**Supplied data:**

——————

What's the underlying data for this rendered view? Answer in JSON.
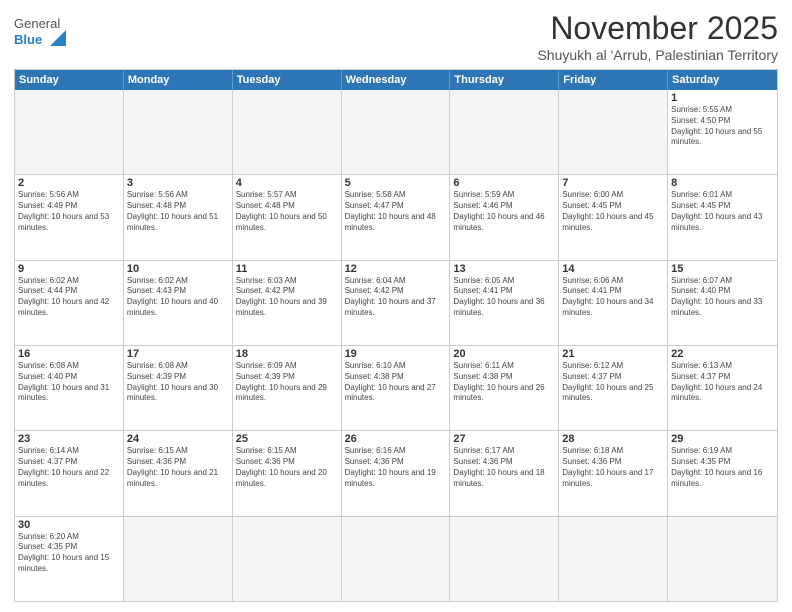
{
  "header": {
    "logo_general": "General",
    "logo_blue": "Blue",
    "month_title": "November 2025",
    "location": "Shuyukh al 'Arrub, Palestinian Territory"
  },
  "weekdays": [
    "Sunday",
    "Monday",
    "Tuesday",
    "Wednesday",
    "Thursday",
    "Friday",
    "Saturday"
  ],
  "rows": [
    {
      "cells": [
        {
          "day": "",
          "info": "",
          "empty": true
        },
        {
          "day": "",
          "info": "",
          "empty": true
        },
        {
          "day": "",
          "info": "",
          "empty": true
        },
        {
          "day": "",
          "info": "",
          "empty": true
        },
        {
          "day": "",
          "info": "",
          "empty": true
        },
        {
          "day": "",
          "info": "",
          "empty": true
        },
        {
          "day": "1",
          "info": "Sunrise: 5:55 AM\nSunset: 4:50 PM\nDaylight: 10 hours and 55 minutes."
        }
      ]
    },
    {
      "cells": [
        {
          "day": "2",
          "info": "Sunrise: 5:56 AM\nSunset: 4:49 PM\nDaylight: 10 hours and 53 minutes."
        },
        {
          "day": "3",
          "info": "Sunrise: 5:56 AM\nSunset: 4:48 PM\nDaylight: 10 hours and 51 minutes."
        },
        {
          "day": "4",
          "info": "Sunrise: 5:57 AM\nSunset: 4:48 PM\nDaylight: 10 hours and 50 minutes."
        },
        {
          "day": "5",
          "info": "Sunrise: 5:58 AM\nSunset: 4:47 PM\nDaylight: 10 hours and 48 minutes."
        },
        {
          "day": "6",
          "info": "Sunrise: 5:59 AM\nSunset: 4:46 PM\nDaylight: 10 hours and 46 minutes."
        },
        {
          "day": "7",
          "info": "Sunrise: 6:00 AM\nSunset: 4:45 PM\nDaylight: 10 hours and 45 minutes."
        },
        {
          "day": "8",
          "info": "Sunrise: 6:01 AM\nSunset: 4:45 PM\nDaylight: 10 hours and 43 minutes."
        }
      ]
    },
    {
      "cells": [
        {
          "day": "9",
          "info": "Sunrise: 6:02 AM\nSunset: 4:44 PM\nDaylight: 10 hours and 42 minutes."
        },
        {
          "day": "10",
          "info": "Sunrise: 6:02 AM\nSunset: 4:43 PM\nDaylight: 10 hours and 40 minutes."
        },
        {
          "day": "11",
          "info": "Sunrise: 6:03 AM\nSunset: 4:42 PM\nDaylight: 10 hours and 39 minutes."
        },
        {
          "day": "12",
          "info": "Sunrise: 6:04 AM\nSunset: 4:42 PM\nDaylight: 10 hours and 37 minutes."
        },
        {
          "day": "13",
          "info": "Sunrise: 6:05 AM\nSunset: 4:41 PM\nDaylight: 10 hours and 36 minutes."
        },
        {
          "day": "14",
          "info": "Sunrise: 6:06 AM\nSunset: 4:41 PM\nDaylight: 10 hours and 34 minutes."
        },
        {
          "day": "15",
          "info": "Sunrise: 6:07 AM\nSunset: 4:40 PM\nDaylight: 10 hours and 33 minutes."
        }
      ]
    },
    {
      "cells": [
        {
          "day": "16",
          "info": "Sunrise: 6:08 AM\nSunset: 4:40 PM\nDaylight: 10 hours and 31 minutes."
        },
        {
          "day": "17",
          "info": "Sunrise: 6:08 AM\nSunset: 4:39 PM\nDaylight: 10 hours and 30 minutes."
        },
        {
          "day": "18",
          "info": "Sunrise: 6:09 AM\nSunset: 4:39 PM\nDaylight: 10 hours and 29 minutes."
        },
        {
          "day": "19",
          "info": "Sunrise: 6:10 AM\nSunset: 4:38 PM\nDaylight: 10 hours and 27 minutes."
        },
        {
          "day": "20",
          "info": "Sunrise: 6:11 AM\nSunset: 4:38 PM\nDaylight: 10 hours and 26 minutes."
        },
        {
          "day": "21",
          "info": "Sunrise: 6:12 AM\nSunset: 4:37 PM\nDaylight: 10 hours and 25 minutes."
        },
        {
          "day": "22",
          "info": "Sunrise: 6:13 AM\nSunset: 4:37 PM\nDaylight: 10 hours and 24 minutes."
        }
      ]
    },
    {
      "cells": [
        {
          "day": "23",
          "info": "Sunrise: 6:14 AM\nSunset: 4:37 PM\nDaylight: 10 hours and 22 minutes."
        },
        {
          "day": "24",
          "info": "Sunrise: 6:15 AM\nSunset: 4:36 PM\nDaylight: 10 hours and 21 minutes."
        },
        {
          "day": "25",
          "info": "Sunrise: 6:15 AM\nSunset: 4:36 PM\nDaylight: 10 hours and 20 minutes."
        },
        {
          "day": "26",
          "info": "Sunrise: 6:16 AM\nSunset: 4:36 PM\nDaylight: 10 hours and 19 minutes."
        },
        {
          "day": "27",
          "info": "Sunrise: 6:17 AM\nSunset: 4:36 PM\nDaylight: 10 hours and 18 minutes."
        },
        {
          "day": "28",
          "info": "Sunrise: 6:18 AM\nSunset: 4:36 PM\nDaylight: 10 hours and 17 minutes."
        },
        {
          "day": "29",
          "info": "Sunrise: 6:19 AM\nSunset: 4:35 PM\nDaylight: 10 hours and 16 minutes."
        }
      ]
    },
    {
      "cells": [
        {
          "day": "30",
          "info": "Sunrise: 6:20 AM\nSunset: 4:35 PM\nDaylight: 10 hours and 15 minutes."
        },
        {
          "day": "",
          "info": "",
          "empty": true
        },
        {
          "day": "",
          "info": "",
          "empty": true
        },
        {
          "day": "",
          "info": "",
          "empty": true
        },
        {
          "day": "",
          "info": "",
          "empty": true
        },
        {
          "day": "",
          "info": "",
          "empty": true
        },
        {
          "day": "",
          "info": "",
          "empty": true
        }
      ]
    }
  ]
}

——————

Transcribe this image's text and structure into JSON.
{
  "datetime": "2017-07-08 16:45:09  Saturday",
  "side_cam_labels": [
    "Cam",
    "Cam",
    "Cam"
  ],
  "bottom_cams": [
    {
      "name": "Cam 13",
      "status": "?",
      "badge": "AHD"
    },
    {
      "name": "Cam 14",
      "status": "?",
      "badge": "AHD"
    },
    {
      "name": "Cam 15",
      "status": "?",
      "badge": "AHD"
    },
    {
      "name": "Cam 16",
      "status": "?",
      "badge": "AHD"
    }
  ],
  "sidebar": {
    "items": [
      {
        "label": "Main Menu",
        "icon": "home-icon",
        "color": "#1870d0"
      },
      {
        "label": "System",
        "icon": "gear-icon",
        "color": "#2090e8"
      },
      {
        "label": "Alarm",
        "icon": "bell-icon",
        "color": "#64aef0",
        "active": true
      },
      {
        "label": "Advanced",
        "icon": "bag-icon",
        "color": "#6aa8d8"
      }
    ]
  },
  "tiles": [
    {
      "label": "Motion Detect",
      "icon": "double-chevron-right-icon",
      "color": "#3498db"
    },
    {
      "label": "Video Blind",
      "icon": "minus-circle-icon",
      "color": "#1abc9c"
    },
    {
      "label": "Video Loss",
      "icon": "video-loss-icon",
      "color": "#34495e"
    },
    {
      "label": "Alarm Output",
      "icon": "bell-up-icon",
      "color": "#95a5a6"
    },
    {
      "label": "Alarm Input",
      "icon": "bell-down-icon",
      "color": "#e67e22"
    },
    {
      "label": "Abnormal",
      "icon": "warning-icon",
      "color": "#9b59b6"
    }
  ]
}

——————

State the count of lines holding the string "JSON" in the listing above, and nothing else.

2